* REQUIREMENTS: Filter out everything except lines holding "content".

* RECORDS SHOWN:
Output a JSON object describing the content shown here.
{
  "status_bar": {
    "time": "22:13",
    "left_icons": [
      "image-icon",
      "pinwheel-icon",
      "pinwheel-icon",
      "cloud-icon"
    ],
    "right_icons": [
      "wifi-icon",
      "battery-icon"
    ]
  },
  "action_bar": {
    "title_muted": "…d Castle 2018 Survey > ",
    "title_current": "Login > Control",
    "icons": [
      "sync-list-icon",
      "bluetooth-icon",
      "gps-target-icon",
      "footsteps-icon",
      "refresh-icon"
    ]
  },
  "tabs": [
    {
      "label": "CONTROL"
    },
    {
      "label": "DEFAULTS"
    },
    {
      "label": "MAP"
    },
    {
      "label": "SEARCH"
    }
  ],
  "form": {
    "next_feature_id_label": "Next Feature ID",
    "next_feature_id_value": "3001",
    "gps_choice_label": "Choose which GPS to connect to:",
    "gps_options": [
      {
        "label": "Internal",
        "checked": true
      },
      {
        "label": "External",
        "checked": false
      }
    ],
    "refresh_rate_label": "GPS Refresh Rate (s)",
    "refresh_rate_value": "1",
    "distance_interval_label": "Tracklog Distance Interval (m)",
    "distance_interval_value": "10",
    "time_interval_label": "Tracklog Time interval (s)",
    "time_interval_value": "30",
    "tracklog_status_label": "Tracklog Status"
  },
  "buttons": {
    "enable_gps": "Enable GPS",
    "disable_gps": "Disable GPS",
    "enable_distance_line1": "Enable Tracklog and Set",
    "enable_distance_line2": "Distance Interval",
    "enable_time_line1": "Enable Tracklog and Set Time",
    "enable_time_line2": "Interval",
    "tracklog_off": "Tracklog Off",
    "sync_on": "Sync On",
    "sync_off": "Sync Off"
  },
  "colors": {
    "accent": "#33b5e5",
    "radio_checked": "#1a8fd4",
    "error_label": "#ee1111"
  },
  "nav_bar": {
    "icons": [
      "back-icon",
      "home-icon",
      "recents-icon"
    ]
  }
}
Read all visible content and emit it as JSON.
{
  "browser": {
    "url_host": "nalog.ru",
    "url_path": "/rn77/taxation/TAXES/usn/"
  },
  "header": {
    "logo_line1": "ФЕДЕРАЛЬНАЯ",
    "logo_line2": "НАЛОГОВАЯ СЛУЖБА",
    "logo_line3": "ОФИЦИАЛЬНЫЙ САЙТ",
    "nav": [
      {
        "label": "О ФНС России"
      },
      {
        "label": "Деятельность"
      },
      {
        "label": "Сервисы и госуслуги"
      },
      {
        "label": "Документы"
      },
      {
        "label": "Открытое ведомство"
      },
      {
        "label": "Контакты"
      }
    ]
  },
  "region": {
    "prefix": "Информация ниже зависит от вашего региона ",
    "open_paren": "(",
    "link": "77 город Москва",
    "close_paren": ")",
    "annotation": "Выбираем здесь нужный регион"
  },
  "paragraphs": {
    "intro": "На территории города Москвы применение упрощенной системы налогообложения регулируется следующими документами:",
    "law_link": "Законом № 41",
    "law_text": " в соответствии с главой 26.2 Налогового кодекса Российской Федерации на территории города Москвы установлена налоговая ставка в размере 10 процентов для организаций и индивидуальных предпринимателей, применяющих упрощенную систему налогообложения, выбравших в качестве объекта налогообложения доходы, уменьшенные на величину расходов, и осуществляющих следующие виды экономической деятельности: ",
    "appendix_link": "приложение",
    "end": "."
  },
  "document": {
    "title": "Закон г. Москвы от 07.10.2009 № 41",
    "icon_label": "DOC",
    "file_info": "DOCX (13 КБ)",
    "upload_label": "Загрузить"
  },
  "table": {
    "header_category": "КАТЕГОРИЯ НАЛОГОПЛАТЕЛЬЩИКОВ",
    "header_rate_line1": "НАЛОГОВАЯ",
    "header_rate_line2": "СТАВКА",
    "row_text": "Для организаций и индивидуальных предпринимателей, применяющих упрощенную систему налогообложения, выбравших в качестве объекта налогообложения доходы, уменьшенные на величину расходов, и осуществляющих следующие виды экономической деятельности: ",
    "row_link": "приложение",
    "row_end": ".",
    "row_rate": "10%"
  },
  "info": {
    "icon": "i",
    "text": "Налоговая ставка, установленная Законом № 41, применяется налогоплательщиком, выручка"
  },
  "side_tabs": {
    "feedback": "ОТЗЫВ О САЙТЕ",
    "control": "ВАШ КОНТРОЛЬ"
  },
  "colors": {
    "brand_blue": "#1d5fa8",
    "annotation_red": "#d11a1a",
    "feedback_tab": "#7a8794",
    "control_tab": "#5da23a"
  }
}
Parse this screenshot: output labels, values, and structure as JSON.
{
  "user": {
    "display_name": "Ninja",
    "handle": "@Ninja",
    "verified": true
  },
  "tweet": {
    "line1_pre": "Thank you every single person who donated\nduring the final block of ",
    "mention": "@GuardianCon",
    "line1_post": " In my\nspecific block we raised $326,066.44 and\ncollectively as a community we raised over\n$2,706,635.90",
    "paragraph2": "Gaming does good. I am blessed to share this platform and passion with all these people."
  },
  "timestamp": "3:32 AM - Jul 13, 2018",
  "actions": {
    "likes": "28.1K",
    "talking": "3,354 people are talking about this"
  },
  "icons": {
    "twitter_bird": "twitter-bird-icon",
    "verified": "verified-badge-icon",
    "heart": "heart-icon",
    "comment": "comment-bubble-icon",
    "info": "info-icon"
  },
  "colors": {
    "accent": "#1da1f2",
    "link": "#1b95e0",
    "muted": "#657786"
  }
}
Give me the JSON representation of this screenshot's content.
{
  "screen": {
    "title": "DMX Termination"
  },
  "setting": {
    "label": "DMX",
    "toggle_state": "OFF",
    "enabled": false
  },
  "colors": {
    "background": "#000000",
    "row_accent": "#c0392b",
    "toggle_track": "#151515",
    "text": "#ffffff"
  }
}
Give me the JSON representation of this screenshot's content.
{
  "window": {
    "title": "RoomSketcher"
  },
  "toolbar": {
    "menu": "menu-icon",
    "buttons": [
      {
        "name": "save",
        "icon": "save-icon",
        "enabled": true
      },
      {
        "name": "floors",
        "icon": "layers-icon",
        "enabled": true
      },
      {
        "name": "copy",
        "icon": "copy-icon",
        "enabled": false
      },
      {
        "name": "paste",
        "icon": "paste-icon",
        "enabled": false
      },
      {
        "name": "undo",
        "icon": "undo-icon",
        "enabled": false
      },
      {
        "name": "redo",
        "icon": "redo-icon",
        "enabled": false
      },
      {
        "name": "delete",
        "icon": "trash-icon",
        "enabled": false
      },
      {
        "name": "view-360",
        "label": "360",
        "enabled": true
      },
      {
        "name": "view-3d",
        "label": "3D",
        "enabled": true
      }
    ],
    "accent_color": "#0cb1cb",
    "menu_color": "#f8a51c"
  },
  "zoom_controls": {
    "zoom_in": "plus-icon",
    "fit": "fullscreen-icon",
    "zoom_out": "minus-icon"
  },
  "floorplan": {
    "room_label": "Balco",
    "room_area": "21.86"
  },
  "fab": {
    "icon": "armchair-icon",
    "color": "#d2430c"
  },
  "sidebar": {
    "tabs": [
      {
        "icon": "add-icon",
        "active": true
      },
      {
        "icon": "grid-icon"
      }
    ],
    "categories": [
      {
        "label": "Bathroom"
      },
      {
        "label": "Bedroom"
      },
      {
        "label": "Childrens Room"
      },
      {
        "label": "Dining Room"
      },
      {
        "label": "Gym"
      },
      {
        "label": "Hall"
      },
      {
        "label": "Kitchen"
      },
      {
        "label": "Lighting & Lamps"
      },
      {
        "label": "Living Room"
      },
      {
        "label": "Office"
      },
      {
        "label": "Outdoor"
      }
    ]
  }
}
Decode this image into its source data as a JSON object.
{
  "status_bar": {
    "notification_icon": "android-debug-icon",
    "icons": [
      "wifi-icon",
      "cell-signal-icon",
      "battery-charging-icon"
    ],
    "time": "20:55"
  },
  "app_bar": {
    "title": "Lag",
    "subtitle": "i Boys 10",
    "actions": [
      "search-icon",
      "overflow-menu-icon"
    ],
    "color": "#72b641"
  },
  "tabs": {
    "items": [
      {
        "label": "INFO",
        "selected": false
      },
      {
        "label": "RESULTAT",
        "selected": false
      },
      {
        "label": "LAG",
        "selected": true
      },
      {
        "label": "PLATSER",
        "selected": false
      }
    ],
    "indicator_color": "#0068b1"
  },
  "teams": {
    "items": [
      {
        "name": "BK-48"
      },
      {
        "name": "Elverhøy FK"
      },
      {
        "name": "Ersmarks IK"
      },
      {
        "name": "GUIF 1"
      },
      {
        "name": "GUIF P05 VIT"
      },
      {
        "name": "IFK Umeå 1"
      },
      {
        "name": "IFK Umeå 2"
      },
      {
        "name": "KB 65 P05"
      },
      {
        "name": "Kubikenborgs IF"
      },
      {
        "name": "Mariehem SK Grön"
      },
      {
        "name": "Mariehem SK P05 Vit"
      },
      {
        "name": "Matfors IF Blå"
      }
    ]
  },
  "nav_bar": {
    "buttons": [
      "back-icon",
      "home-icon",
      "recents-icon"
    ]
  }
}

* RESPONSE BELOW:
Output a JSON object describing the content shown here.
Read all visible content and emit it as JSON.
Give me the JSON representation of this screenshot's content.
Give me the JSON representation of this screenshot's content.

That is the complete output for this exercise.